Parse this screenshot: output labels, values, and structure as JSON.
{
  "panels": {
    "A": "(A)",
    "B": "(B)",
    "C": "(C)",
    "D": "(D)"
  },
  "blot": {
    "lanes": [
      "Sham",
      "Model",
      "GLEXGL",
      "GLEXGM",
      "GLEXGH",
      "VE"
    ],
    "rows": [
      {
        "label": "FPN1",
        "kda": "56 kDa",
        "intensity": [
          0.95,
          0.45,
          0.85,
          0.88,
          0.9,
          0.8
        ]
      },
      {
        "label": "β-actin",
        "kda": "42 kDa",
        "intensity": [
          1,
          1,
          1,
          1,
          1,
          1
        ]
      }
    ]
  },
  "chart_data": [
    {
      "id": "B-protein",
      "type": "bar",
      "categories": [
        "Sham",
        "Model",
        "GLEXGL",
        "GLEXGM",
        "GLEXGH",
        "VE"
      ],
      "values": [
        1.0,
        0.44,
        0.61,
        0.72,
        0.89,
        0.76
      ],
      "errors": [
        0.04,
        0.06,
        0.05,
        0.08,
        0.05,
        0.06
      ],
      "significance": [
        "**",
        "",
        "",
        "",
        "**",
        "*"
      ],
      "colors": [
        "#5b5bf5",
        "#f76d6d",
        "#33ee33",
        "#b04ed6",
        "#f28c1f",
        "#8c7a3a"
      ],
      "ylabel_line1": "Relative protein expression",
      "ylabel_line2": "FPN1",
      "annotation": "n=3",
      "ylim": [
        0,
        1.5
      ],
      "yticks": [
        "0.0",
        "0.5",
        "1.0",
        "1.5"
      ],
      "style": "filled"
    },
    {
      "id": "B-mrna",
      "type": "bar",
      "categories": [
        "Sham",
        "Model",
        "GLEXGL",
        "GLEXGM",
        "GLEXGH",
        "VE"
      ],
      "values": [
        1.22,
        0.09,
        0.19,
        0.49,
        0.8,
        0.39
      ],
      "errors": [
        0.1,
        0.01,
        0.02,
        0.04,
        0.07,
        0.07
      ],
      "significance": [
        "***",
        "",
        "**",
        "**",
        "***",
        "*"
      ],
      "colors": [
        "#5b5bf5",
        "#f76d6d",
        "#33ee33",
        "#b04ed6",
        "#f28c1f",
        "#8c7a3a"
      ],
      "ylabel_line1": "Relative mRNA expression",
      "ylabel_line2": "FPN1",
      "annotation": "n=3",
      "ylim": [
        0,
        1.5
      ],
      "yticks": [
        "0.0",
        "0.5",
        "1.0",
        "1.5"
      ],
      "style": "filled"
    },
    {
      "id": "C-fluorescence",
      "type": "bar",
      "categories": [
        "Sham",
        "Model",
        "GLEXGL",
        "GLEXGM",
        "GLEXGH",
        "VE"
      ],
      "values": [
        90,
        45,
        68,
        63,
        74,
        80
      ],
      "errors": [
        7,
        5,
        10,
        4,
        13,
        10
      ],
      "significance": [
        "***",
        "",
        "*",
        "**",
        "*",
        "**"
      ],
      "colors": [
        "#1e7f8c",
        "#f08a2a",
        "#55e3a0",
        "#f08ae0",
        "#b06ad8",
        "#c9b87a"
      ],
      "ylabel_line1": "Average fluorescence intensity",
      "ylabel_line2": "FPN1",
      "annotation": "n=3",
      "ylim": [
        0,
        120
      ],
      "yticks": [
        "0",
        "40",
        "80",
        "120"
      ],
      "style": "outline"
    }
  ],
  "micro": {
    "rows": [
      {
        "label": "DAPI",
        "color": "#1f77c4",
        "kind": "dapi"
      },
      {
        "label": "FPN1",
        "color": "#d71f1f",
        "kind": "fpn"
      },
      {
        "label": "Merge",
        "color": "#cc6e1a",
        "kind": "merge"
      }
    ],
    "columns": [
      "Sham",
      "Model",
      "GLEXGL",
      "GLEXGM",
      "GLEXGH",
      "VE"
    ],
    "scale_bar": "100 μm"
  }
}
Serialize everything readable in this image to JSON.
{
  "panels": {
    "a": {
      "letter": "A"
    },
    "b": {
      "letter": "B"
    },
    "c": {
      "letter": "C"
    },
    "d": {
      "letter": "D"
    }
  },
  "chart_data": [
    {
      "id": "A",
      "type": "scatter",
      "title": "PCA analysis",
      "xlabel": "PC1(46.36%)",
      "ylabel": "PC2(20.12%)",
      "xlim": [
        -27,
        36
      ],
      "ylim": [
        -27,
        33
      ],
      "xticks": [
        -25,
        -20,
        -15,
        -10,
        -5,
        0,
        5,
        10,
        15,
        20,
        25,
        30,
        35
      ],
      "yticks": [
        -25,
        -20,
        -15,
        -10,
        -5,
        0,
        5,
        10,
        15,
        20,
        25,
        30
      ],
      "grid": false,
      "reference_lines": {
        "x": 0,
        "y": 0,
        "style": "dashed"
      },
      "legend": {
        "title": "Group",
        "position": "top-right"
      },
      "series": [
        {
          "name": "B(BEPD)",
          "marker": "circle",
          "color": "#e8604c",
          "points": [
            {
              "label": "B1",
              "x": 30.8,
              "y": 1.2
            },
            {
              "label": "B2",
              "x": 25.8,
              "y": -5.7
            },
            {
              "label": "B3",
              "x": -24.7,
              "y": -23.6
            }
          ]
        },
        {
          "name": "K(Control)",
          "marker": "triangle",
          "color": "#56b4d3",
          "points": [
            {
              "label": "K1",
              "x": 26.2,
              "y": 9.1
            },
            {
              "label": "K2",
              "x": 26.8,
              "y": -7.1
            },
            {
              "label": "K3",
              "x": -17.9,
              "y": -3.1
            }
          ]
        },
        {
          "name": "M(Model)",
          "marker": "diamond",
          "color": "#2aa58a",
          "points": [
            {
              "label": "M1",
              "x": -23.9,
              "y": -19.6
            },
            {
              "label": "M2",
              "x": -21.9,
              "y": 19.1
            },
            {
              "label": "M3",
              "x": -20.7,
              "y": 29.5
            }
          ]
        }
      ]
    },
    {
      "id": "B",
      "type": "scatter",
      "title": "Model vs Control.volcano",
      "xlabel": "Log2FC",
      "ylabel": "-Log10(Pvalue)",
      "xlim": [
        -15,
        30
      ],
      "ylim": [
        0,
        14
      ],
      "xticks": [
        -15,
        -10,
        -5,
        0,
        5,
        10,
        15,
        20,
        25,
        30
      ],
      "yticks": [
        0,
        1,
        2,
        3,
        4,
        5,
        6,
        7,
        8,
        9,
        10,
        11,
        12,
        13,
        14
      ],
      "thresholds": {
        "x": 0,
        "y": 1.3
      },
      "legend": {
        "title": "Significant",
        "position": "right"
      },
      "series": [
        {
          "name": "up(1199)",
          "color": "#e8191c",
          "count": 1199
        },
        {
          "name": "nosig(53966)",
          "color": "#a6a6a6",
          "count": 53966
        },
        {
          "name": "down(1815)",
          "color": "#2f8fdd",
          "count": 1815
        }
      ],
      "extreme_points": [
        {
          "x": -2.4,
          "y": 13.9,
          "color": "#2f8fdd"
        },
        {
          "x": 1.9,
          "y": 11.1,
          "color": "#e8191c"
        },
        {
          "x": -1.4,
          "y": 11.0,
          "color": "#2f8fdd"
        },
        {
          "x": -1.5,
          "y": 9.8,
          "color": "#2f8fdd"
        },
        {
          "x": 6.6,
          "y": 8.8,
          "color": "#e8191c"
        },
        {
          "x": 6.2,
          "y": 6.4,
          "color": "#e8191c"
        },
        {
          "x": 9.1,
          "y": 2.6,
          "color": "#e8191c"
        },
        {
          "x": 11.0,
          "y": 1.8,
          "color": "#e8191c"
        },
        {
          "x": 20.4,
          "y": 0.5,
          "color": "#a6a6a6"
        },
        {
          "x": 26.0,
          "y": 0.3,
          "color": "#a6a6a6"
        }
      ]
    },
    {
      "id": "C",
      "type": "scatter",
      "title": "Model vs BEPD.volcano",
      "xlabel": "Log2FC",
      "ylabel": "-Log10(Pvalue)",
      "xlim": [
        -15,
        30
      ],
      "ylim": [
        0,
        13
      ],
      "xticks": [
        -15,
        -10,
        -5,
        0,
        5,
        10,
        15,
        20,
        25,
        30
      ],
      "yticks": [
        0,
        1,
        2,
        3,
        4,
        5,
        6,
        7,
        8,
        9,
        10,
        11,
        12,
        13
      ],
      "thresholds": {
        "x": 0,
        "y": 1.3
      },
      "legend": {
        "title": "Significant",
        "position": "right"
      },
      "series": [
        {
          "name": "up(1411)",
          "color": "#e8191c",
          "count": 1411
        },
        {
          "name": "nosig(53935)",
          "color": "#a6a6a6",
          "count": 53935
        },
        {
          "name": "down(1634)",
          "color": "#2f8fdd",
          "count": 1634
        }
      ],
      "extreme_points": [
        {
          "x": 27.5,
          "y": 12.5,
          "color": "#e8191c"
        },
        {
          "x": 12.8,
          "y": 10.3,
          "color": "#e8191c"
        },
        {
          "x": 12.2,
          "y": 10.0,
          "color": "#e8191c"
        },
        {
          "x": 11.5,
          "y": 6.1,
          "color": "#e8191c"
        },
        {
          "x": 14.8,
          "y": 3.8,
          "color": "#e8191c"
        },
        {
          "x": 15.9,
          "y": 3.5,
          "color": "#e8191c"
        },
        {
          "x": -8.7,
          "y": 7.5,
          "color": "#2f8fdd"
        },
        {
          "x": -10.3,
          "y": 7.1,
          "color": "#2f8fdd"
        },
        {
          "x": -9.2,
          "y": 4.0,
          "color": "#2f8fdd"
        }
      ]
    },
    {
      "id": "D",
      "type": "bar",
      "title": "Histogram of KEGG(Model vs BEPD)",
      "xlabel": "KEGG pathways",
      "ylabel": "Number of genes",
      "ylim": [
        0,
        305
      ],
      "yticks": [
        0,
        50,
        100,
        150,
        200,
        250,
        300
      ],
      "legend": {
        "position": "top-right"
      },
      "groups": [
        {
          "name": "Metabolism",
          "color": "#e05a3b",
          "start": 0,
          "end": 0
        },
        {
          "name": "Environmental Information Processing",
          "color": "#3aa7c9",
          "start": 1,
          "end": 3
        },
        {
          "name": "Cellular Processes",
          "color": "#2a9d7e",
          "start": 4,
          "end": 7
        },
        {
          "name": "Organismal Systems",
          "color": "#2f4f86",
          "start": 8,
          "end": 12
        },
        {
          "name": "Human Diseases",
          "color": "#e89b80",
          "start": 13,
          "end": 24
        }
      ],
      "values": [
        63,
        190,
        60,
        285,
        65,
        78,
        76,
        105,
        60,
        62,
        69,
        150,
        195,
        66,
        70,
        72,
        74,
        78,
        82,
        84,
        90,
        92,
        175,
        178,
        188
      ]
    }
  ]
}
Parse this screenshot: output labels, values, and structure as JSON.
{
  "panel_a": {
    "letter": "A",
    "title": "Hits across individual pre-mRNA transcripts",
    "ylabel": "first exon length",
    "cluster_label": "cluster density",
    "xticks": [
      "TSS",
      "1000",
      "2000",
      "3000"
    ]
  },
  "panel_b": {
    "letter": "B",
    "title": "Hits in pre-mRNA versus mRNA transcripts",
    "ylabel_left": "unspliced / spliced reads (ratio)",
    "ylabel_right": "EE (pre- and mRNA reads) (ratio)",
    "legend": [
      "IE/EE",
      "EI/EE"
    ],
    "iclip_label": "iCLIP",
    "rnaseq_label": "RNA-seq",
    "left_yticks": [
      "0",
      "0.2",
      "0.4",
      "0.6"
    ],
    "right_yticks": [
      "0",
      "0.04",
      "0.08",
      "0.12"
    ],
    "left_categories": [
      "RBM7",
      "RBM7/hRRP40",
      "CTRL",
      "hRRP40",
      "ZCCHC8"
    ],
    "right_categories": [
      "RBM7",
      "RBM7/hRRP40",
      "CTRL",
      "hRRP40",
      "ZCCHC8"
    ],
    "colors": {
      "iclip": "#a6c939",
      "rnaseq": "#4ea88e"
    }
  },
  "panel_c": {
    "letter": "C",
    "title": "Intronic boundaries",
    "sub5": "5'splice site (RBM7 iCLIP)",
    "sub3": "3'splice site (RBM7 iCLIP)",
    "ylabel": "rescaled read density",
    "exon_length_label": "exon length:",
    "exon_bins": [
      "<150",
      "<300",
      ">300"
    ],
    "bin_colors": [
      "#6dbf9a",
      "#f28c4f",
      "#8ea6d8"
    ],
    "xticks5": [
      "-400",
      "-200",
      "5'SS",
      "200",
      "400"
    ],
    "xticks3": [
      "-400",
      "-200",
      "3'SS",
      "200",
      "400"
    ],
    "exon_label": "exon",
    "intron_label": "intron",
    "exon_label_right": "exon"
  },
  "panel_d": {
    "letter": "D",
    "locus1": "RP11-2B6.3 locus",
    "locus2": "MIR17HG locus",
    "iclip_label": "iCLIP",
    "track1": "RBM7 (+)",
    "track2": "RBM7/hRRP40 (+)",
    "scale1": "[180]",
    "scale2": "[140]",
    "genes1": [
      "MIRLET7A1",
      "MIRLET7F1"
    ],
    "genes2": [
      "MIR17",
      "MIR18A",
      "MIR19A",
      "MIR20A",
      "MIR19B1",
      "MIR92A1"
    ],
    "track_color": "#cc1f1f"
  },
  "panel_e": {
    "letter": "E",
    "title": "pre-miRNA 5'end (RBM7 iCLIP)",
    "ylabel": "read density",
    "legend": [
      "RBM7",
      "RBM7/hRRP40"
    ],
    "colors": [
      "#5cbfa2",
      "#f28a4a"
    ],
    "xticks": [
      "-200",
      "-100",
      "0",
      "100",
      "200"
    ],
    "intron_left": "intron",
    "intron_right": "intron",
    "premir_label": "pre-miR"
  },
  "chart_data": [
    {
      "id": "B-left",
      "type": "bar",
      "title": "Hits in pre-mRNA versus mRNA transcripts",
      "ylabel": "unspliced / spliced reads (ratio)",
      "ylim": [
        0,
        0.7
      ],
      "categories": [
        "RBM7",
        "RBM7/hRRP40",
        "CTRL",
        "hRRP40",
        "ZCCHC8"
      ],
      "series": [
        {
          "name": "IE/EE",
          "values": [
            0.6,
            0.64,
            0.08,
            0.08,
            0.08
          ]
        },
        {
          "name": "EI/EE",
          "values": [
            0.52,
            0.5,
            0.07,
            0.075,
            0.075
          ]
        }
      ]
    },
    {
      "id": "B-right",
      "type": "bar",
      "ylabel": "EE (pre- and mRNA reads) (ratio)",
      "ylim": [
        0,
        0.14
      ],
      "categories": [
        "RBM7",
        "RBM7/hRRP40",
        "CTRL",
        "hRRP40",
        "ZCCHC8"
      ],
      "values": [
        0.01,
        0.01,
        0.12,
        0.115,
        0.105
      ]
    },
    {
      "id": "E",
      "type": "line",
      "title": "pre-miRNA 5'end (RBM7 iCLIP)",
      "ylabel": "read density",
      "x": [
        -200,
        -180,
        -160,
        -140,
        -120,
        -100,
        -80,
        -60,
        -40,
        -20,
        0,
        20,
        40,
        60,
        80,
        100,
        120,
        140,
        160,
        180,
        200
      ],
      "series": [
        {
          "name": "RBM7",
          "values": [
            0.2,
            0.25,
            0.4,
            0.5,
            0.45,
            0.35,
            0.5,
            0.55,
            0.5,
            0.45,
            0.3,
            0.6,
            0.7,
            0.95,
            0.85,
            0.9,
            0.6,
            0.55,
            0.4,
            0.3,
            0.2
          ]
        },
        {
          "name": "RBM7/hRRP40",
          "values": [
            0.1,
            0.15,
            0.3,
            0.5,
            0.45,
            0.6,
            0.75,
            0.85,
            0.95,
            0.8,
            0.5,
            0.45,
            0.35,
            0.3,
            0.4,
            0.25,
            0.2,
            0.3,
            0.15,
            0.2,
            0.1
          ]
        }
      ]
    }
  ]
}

*What is being asked*: Look over the material above and report each line holding "transcripts".

*Response to the task*:
    "title": "Hits across individual pre-mRNA transcripts",
    "title": "Hits in pre-mRNA versus mRNA transcripts",
      "title": "Hits in pre-mRNA versus mRNA transcripts",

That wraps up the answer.